**SET EXERCISE:** Skip the pictures. Reproduce all other material exactly.

(Collected data entries)

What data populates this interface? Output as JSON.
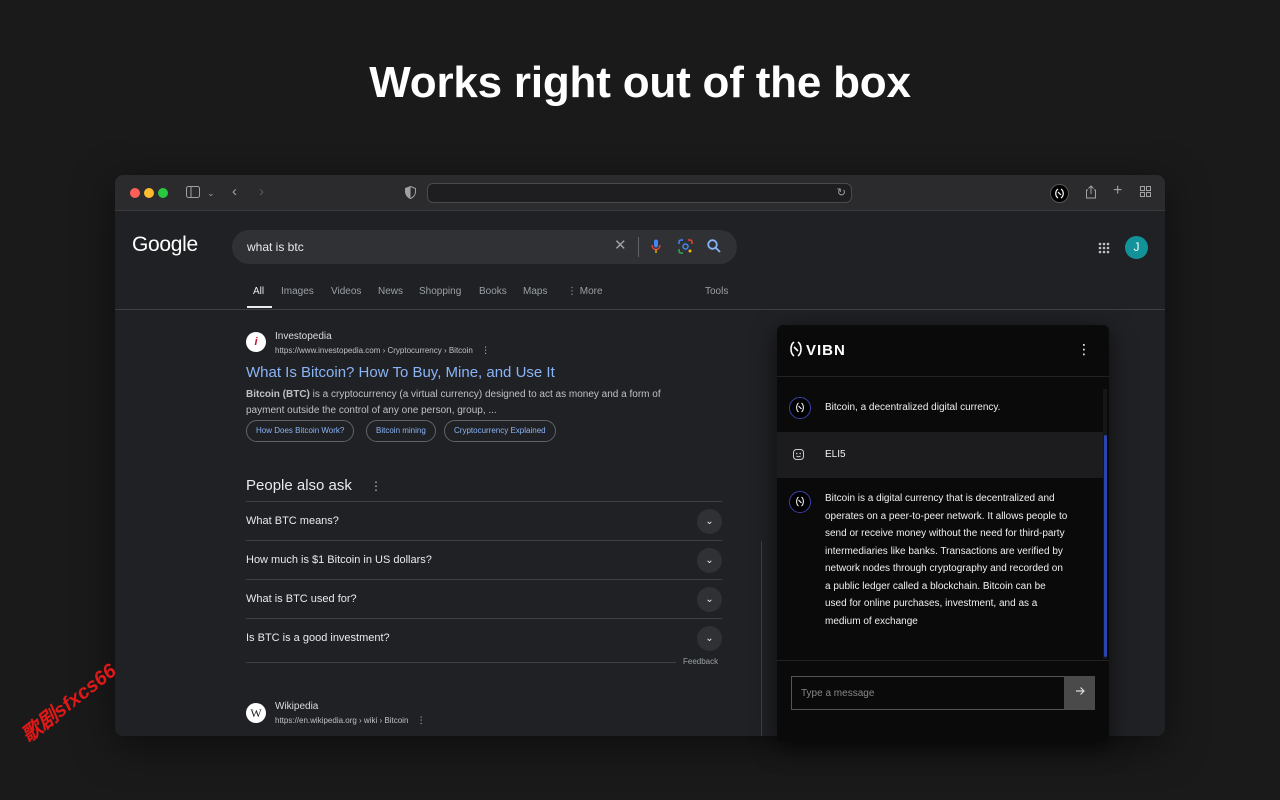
{
  "headline": "Works right out of the box",
  "browser": {
    "traffic_lights": [
      "#ff5f57",
      "#febc2e",
      "#28c840"
    ],
    "address_value": "",
    "extension_icon": "vibn-extension-icon"
  },
  "google": {
    "logo": "Google",
    "query": "what is btc",
    "avatar_letter": "J",
    "tabs": [
      "All",
      "Images",
      "Videos",
      "News",
      "Shopping",
      "Books",
      "Maps",
      "⋮ More"
    ],
    "tools": "Tools",
    "result1": {
      "favicon": "i",
      "site": "Investopedia",
      "url": "https://www.investopedia.com › Cryptocurrency › Bitcoin",
      "title": "What Is Bitcoin? How To Buy, Mine, and Use It",
      "snippet_bold": "Bitcoin (BTC)",
      "snippet_rest": " is a cryptocurrency (a virtual currency) designed to act as money and a form of payment outside the control of any one person, group, ...",
      "chips": [
        "How Does Bitcoin Work?",
        "Bitcoin mining",
        "Cryptocurrency Explained"
      ]
    },
    "paa": {
      "title": "People also ask",
      "questions": [
        "What BTC means?",
        "How much is $1 Bitcoin in US dollars?",
        "What is BTC used for?",
        "Is BTC is a good investment?"
      ],
      "feedback": "Feedback"
    },
    "result2": {
      "favicon": "W",
      "site": "Wikipedia",
      "url": "https://en.wikipedia.org › wiki › Bitcoin"
    }
  },
  "vibn": {
    "logo": "VIBN",
    "messages": [
      {
        "role": "bot",
        "text": "Bitcoin, a decentralized digital currency."
      },
      {
        "role": "user",
        "text": "ELI5"
      },
      {
        "role": "bot",
        "text": "Bitcoin is a digital currency that is decentralized and operates on a peer-to-peer network. It allows people to send or receive money without the need for third-party intermediaries like banks. Transactions are verified by network nodes through cryptography and recorded on a public ledger called a blockchain. Bitcoin can be used for online purchases, investment, and as a medium of exchange"
      }
    ],
    "input_placeholder": "Type a message",
    "scroll_color": "#2a45b0"
  },
  "watermark": "歌剧sfxcs66"
}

**CORRECT RESULT:**
What data populates this interface? Output as JSON.
{
  "headline": "Works right out of the box",
  "browser": {
    "traffic_lights": [
      "#ff5f57",
      "#febc2e",
      "#28c840"
    ],
    "address_value": "",
    "extension_icon": "vibn-extension-icon"
  },
  "google": {
    "logo": "Google",
    "query": "what is btc",
    "avatar_letter": "J",
    "tabs": [
      "All",
      "Images",
      "Videos",
      "News",
      "Shopping",
      "Books",
      "Maps",
      "⋮ More"
    ],
    "tools": "Tools",
    "result1": {
      "favicon": "i",
      "site": "Investopedia",
      "url": "https://www.investopedia.com › Cryptocurrency › Bitcoin",
      "title": "What Is Bitcoin? How To Buy, Mine, and Use It",
      "snippet_bold": "Bitcoin (BTC)",
      "snippet_rest": " is a cryptocurrency (a virtual currency) designed to act as money and a form of payment outside the control of any one person, group, ...",
      "chips": [
        "How Does Bitcoin Work?",
        "Bitcoin mining",
        "Cryptocurrency Explained"
      ]
    },
    "paa": {
      "title": "People also ask",
      "questions": [
        "What BTC means?",
        "How much is $1 Bitcoin in US dollars?",
        "What is BTC used for?",
        "Is BTC is a good investment?"
      ],
      "feedback": "Feedback"
    },
    "result2": {
      "favicon": "W",
      "site": "Wikipedia",
      "url": "https://en.wikipedia.org › wiki › Bitcoin"
    }
  },
  "vibn": {
    "logo": "VIBN",
    "messages": [
      {
        "role": "bot",
        "text": "Bitcoin, a decentralized digital currency."
      },
      {
        "role": "user",
        "text": "ELI5"
      },
      {
        "role": "bot",
        "text": "Bitcoin is a digital currency that is decentralized and operates on a peer-to-peer network. It allows people to send or receive money without the need for third-party intermediaries like banks. Transactions are verified by network nodes through cryptography and recorded on a public ledger called a blockchain. Bitcoin can be used for online purchases, investment, and as a medium of exchange"
      }
    ],
    "input_placeholder": "Type a message",
    "scroll_color": "#2a45b0"
  },
  "watermark": "歌剧sfxcs66"
}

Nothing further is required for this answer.